→ Data rows:
==============================
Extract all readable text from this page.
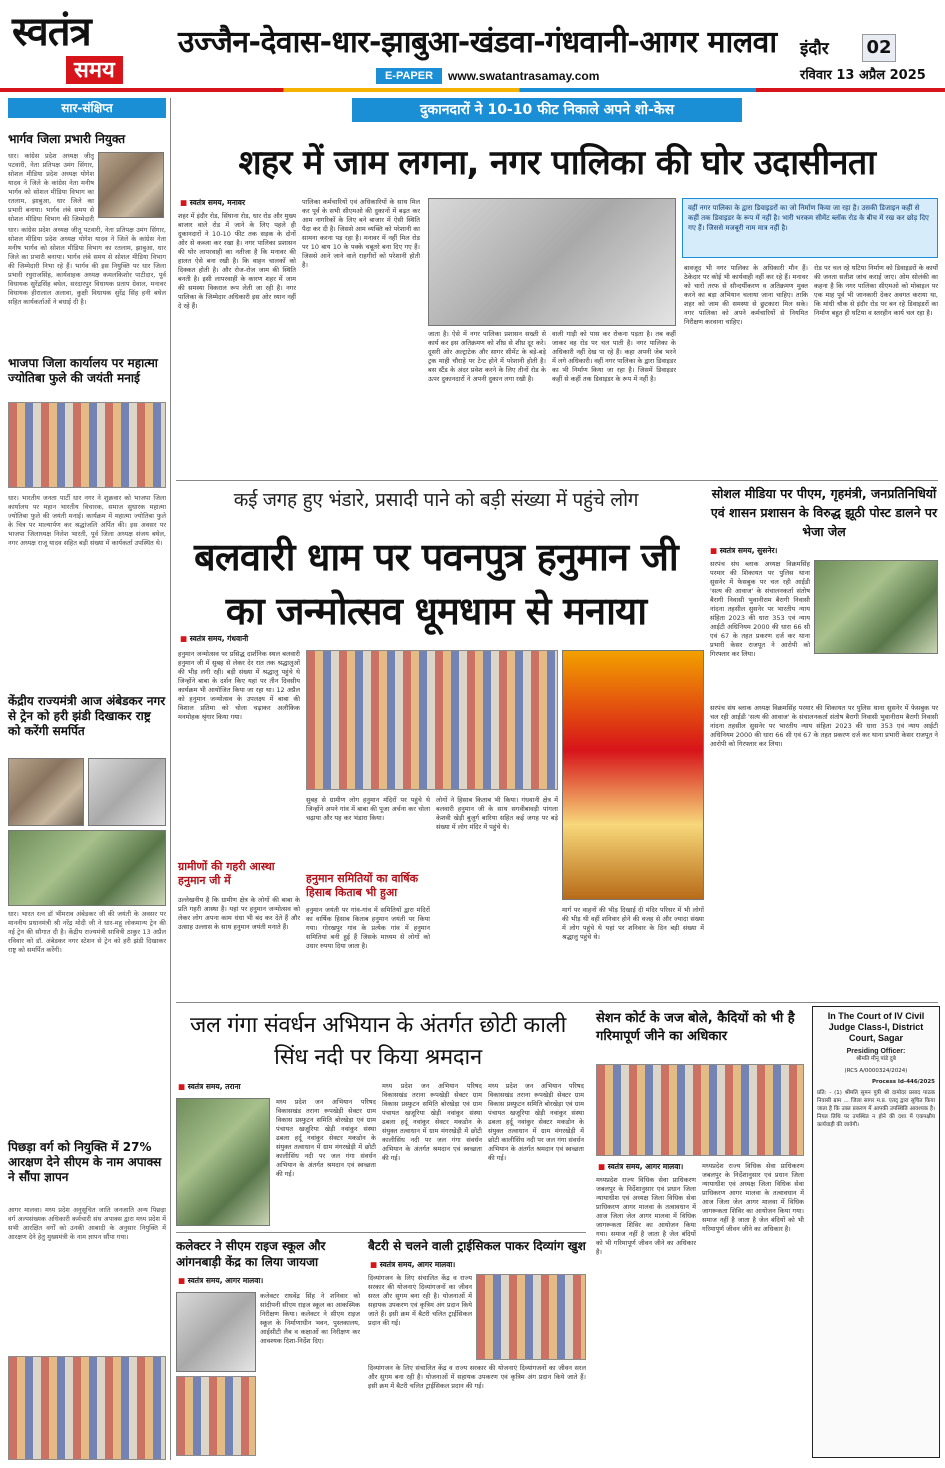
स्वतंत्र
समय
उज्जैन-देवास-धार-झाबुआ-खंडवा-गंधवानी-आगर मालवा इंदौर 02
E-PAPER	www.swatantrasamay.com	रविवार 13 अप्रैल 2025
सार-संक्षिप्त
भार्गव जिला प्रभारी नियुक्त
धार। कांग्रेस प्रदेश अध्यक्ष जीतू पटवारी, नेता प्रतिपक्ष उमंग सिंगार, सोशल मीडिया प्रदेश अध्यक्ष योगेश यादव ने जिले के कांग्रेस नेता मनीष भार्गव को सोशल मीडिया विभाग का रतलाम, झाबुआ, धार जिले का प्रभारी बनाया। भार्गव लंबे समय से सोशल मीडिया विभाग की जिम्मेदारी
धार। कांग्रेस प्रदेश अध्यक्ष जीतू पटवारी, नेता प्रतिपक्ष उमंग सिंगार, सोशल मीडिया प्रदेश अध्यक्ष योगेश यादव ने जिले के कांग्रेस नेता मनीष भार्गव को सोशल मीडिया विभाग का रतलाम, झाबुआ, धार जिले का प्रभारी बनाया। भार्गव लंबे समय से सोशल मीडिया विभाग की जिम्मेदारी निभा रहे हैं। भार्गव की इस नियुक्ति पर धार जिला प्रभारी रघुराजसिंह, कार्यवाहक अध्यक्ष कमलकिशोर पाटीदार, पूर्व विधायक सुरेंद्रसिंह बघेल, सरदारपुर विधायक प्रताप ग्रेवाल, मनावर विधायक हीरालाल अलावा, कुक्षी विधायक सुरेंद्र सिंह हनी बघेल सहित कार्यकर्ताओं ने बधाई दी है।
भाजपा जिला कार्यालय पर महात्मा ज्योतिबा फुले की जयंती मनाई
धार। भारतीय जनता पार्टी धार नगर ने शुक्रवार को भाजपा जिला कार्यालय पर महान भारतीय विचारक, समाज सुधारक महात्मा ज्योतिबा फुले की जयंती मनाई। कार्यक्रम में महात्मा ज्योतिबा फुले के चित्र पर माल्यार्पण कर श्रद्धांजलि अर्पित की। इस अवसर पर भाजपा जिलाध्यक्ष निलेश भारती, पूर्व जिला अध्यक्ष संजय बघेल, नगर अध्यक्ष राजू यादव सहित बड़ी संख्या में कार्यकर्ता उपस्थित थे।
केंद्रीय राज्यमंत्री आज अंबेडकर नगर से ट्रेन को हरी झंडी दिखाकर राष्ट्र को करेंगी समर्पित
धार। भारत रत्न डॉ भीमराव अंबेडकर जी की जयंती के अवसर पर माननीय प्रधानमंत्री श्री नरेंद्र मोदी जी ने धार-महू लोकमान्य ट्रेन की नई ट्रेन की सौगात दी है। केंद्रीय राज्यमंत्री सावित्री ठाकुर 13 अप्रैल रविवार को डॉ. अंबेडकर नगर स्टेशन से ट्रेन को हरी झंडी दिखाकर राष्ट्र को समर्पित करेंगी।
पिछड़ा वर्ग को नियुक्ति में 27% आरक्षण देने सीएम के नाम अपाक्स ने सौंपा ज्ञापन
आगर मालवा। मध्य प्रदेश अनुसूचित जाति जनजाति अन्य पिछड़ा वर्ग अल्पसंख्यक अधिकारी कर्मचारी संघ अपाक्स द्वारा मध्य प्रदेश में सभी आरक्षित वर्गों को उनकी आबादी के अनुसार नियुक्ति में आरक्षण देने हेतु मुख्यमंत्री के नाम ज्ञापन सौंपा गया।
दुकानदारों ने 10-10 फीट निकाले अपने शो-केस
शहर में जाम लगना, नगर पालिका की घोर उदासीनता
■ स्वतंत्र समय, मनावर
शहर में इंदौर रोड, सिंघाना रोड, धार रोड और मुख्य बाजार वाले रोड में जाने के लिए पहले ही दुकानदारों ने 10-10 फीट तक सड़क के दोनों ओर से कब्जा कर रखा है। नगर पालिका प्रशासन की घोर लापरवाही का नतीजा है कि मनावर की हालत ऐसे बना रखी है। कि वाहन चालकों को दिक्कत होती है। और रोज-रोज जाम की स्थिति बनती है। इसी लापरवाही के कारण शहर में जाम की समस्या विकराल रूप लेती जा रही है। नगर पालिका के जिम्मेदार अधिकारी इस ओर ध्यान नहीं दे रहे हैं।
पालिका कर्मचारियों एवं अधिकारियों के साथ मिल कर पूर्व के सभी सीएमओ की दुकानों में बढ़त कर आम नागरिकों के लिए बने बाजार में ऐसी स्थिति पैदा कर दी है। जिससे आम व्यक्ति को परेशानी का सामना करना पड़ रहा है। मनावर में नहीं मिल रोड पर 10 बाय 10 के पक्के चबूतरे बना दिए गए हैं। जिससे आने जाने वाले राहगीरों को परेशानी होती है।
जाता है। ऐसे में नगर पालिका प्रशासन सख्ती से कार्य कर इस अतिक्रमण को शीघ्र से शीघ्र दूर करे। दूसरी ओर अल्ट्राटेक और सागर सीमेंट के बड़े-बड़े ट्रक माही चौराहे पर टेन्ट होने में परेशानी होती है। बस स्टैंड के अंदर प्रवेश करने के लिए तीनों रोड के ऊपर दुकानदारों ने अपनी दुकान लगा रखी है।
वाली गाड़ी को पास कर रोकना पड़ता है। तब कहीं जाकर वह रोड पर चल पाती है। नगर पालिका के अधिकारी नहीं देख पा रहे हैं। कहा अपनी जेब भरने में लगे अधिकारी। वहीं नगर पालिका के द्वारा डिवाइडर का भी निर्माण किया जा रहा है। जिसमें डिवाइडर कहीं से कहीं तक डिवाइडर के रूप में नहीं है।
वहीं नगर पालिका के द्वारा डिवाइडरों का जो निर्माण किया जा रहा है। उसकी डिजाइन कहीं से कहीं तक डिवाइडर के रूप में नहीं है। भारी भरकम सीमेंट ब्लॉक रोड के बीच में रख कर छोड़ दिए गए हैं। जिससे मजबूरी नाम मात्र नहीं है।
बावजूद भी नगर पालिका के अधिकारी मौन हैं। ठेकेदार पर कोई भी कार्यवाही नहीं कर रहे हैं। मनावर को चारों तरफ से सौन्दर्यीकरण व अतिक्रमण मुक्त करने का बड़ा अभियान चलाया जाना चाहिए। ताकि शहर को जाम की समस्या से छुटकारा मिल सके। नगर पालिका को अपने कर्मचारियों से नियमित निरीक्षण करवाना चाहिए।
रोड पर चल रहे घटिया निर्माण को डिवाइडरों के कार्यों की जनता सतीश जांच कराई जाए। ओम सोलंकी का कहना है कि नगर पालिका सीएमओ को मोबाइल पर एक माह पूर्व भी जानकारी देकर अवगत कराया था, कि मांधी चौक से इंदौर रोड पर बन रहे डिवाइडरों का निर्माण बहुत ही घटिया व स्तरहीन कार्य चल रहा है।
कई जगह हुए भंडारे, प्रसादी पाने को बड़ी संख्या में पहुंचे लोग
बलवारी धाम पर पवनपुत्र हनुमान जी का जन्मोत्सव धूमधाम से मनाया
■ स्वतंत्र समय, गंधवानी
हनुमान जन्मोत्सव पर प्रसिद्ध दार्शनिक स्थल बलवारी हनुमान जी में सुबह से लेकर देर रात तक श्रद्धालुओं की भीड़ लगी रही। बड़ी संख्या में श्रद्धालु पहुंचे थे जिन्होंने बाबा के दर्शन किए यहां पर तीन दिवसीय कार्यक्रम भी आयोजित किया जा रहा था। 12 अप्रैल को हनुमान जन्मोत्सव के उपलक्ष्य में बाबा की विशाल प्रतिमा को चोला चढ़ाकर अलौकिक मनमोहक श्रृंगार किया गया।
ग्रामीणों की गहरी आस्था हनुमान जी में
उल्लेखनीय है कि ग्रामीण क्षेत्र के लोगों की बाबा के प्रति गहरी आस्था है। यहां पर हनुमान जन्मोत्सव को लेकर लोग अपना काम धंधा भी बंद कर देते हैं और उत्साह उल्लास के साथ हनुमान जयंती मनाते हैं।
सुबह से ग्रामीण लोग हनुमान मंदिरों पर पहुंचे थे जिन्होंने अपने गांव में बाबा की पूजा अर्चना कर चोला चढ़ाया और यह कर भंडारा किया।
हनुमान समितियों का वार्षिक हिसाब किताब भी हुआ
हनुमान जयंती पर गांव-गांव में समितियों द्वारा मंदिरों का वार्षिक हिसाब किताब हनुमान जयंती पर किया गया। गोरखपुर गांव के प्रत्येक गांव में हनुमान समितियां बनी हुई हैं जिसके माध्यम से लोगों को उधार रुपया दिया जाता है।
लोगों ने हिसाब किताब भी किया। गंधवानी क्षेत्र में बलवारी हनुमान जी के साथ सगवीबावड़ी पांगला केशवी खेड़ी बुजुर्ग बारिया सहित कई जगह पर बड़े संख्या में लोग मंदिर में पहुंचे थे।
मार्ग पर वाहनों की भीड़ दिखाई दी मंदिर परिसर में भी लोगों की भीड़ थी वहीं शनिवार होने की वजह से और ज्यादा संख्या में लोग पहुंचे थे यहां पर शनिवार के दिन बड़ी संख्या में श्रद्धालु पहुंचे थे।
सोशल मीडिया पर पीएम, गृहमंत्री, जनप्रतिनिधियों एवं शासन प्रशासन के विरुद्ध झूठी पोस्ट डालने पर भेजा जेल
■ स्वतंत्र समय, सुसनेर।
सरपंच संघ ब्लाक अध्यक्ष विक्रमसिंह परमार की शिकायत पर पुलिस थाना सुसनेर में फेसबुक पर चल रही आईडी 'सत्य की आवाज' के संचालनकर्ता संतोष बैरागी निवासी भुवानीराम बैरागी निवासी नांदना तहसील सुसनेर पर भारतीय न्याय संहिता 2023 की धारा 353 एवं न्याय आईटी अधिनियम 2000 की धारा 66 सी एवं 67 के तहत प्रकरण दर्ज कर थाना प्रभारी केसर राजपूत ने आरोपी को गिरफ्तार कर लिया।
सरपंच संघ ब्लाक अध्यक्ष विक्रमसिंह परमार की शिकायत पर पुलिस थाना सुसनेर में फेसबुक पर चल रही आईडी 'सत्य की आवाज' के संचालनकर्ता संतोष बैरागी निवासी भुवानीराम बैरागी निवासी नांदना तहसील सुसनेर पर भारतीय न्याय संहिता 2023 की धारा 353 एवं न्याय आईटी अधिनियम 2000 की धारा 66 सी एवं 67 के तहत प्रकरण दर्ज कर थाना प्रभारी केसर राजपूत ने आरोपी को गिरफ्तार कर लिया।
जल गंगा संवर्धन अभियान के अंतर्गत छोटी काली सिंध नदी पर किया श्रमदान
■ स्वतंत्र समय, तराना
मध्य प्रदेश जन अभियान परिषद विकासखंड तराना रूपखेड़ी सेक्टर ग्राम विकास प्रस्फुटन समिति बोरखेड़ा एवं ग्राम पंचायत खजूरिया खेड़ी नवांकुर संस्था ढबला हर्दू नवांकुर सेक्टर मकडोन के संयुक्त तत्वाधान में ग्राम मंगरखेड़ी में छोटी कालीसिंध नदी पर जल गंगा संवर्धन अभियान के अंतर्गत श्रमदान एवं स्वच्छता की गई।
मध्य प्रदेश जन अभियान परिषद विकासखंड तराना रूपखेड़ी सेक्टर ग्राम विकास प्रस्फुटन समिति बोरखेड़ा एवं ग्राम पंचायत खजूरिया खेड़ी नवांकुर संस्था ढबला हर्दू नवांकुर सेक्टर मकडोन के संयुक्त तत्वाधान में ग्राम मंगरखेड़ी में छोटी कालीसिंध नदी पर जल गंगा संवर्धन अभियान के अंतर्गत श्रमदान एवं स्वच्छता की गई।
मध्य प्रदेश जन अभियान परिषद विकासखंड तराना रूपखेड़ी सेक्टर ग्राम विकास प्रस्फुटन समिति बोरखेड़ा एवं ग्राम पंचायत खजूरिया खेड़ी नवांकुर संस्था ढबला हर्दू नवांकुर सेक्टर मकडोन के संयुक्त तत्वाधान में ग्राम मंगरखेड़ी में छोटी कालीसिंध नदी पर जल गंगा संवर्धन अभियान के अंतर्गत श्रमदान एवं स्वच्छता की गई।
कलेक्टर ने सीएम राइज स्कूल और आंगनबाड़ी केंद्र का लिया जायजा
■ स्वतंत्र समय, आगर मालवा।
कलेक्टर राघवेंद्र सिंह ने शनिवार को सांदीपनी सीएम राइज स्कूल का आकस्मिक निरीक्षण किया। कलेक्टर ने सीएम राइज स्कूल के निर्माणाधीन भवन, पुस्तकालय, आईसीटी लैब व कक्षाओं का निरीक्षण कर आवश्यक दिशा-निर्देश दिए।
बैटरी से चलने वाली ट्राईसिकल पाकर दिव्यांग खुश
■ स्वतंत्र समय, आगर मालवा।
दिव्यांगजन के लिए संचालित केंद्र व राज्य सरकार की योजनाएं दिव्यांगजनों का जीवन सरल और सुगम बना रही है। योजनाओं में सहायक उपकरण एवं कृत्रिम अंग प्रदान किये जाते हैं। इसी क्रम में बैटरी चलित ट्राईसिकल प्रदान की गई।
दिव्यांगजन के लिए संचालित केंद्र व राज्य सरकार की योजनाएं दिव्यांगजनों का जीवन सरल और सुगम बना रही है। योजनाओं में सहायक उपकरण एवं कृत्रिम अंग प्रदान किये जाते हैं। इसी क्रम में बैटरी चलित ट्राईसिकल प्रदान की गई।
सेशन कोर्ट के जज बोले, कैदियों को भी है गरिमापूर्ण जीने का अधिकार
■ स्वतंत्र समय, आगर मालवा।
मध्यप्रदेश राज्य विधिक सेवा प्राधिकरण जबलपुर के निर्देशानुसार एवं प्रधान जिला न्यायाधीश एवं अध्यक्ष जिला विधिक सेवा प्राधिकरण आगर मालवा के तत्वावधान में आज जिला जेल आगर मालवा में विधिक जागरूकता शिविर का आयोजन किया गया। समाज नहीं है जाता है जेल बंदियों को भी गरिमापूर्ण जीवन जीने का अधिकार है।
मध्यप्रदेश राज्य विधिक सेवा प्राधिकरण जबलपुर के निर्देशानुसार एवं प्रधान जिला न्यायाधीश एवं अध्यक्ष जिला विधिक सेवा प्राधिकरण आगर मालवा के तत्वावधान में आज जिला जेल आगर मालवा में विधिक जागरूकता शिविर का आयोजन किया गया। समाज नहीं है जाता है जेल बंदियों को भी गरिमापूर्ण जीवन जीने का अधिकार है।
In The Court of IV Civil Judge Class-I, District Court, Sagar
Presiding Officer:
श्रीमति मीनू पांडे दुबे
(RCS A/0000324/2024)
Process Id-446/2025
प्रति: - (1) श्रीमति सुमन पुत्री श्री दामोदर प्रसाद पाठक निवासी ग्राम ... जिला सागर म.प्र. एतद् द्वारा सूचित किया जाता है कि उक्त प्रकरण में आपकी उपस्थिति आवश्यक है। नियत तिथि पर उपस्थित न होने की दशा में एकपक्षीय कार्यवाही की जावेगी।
==============================
→ Task to complete: Go through the data above and find the lines with the word "अवसर". Copy each of those lines.

→ Complete answer:
धार। भारतीय जनता पार्टी धार नगर ने शुक्रवार को भाजपा जिला कार्यालय पर महान भारतीय विचारक, समाज सुधारक महात्मा ज्योतिबा फुले की जयंती मनाई। कार्यक्रम में महात्मा ज्योतिबा फुले के चित्र पर माल्यार्पण कर श्रद्धांजलि अर्पित की। इस अवसर पर भाजपा जिलाध्यक्ष निलेश भारती, पूर्व जिला अध्यक्ष संजय बघेल, नगर अध्यक्ष राजू यादव सहित बड़ी संख्या में कार्यकर्ता उपस्थित थे।
धार। भारत रत्न डॉ भीमराव अंबेडकर जी की जयंती के अवसर पर माननीय प्रधानमंत्री श्री नरेंद्र मोदी जी ने धार-महू लोकमान्य ट्रेन की नई ट्रेन की सौगात दी है। केंद्रीय राज्यमंत्री सावित्री ठाकुर 13 अप्रैल रविवार को डॉ. अंबेडकर नगर स्टेशन से ट्रेन को हरी झंडी दिखाकर राष्ट्र को समर्पित करेंगी।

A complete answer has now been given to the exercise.